Objective A:
According to the exhibition text, who plays the cowboy in Uh,Oh!?

Page text:

Girrly Pictures explores sexuality and aggression. The artists – Julie Zando, Abigail Child, G.B. Jones, Lutz Baker, Sue Williams and Nan Goldin — use a range of aesthetic and formal techniques to draw out the intersection of power and sexuality. The first exhibition features Julie Zando’s most recent videotape, Uh,Oh! (1994) and two films by Abigail Child, Mayhem (1987) and Covert Action(1984). In all three works, seduction is a site of pleasure, danger and potential loss.
Uh,Oh! is a love story that takes the classic text, The Story of O, as its point of departure. An all female cast of cowboys stage sadomasochistic rituals in the basement of a diner. The waitress, Oh, played by Emanuela Villorini, falls in love with a cowboy, played by poet, Eileen Myles. Their ensuing love story is inflected by sexual and spiritual submission. The tape, like the novel, suggests that submission is the ultimate expression of romantic love and that this love generates a dangerous loss of ego which, in turn, evolves into spiritual ecstasy.
Covert Action and Mayhem are parts four and six in a seven part “detachable” series entitled Is This What You Were Born For? Child describes part four of this series as an examination of “the erotic behind the social.” Restaging the apparently innocuous gestures found in early silent film and home movie footage, Covert Action uses montage and repetition to string together a history without the story –a history sedemented in “fragments of memory” and preserved in the home movie archive. Inspired by de Sade’s Justine, Mayhem uses conventions of film noir to reveal the workings of narrative suspense and pleasure. Key lighting, dramatic sound and other film noir motifs of conjure the well worn chain of events–erotic and violent–and then confound expectations.
The fifth exhibition in the Girrly Pictures series features A.K. Summers’ video installation Topless, Dickless, Clueless and a selection of drawings and recent video by G.B. Jones, The Yo Yo Gang.

Extracted data:
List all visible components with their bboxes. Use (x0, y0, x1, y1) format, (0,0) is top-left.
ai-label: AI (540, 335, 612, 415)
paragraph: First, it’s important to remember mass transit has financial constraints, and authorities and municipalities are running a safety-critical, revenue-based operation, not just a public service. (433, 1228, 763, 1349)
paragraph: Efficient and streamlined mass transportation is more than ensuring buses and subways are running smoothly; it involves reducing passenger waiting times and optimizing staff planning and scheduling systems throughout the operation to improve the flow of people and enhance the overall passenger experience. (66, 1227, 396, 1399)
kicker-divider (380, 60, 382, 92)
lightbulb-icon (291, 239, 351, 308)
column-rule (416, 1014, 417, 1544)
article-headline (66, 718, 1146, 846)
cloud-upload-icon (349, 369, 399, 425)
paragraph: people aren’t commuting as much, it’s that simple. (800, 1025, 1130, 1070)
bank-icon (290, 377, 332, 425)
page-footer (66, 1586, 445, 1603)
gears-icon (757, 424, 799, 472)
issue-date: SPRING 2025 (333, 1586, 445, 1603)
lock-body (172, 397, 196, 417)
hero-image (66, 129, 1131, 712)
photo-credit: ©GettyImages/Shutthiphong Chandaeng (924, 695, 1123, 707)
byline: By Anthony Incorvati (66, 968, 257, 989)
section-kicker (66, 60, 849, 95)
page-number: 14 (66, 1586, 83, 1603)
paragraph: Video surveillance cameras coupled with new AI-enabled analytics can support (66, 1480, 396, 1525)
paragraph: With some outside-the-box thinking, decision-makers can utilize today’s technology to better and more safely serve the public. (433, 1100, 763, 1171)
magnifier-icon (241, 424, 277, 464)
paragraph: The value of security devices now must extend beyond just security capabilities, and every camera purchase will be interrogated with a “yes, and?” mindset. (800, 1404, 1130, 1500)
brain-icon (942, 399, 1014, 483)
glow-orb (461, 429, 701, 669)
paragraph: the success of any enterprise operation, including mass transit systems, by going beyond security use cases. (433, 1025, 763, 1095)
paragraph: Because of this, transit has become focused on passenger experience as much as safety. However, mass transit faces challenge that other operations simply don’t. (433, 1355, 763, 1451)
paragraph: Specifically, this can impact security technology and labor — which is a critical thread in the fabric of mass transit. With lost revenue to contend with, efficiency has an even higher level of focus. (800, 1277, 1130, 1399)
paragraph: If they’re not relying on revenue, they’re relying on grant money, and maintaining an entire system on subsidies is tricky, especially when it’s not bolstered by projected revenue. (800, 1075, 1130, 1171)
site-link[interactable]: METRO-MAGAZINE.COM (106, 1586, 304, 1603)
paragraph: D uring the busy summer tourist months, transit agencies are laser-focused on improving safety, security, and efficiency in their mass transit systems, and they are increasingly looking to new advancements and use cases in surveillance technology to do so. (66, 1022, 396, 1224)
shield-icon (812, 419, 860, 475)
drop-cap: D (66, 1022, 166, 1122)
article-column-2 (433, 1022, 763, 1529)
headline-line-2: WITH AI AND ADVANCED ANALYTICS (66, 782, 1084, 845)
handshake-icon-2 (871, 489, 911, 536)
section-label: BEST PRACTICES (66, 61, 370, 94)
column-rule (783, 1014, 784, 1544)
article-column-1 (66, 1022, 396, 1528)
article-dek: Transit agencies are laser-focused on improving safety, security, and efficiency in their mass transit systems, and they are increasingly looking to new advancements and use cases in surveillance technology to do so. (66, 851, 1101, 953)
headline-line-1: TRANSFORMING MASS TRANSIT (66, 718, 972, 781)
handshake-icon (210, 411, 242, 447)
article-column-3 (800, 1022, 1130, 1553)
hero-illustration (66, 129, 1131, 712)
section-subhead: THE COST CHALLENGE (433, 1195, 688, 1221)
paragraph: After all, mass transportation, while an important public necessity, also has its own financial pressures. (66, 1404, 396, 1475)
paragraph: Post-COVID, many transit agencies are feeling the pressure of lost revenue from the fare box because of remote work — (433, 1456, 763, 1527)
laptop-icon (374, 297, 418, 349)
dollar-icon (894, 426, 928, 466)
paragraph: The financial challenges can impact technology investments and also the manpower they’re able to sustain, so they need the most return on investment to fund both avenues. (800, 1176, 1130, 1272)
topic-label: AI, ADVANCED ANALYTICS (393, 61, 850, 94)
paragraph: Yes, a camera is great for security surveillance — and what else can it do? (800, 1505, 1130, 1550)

Objective B:
Copy the records without any changes, from their first line up to and including the line with "column-rule (416, 1014, 417, 1544)".

Worked answer A:
The poet Eileen Myles plays the cowboy.

Worked answer B:
List all visible components with their bboxes. Use (x0, y0, x1, y1) format, (0,0) is top-left.
ai-label: AI (540, 335, 612, 415)
paragraph: First, it’s important to remember mass transit has financial constraints, and authorities and municipalities are running a safety-critical, revenue-based operation, not just a public service. (433, 1228, 763, 1349)
paragraph: Efficient and streamlined mass transportation is more than ensuring buses and subways are running smoothly; it involves reducing passenger waiting times and optimizing staff planning and scheduling systems throughout the operation to improve the flow of people and enhance the overall passenger experience. (66, 1227, 396, 1399)
kicker-divider (380, 60, 382, 92)
lightbulb-icon (291, 239, 351, 308)
column-rule (416, 1014, 417, 1544)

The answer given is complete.